> [TASK GOAL] Answer with nothing but the number of lines that include the word "Lumpur".

═════ DATASET RECORDS ═════

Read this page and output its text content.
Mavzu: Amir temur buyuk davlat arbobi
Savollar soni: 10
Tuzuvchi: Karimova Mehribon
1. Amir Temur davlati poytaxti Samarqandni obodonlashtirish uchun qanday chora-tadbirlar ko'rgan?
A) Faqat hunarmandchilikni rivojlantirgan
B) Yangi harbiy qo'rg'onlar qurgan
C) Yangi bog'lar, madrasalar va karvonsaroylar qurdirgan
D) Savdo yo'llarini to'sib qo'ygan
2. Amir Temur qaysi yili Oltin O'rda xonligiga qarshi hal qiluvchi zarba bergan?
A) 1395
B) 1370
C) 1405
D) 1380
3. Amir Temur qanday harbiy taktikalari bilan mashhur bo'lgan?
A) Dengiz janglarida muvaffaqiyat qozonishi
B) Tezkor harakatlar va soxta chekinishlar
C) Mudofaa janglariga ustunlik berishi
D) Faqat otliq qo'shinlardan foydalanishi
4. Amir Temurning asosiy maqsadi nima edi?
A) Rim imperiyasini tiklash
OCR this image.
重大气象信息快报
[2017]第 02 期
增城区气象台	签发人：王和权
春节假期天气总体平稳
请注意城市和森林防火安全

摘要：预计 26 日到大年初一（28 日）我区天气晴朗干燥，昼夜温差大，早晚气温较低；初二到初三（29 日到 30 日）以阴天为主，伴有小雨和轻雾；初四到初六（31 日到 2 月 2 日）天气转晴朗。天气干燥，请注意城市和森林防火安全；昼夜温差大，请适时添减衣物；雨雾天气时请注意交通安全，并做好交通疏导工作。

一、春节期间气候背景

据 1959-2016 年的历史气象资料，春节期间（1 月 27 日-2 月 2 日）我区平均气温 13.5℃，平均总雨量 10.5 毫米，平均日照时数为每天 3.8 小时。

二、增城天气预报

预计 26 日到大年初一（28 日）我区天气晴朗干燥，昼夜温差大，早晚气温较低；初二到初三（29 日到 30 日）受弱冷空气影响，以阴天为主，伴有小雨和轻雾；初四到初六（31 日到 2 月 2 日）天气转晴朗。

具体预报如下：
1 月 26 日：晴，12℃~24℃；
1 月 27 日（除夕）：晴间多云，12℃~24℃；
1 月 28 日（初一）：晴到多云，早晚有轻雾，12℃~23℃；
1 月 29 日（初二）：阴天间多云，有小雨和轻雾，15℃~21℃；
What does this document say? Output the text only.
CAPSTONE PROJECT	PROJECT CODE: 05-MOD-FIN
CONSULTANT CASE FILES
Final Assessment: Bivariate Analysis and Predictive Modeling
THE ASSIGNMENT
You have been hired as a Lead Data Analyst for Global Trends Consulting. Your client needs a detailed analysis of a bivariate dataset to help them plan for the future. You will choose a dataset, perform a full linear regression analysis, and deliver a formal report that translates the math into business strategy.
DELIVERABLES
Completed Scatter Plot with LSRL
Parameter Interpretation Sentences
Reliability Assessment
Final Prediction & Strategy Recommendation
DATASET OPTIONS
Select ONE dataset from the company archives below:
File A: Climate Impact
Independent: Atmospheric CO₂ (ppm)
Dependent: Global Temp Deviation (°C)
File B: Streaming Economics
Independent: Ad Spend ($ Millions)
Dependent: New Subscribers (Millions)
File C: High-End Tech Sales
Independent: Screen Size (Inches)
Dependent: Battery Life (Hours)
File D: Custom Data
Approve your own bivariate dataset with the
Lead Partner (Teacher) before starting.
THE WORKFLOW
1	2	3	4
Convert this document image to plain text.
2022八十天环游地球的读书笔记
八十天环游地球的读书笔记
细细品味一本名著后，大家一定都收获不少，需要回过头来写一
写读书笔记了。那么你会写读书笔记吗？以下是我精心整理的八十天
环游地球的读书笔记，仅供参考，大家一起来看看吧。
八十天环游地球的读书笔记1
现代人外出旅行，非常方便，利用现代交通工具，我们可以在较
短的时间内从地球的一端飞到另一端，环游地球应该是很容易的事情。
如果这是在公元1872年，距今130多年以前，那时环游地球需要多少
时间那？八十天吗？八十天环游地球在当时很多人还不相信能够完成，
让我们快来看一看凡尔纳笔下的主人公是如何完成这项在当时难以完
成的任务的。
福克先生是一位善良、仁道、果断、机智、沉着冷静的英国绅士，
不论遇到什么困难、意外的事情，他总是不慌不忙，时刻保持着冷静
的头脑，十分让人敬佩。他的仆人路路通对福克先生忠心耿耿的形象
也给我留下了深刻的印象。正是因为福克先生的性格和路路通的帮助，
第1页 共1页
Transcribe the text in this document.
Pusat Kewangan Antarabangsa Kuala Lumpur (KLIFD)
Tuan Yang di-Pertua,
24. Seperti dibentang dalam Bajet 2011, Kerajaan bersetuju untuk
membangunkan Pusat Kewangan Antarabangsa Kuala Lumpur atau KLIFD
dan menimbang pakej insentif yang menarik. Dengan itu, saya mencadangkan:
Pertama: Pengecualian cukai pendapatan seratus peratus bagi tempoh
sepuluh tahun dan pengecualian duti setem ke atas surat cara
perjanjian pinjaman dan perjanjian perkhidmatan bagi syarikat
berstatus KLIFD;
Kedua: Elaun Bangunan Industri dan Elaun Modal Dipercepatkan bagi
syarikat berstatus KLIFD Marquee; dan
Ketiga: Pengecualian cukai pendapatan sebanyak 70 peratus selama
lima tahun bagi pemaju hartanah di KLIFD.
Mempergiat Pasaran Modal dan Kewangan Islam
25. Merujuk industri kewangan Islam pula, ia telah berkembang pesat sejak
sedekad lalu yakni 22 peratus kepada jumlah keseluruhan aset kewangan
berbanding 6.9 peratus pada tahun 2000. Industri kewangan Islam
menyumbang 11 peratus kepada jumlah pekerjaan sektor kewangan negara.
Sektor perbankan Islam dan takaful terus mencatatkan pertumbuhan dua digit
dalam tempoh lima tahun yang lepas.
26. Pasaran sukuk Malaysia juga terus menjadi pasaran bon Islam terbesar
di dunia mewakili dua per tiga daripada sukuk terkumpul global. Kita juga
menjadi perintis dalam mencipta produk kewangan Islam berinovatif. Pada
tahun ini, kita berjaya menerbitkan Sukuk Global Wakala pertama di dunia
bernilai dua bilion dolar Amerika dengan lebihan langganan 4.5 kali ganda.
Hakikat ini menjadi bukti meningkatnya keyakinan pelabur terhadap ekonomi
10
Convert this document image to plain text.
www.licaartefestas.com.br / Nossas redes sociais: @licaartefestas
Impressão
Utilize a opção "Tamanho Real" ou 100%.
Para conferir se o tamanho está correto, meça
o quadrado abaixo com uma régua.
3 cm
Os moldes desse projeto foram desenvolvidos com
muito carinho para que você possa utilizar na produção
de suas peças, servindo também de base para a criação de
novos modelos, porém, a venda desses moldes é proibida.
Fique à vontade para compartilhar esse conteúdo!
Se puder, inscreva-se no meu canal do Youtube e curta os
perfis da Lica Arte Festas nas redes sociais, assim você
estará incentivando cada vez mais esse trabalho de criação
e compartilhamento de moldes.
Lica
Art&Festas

═════

> [EXERCISE RESULT] 2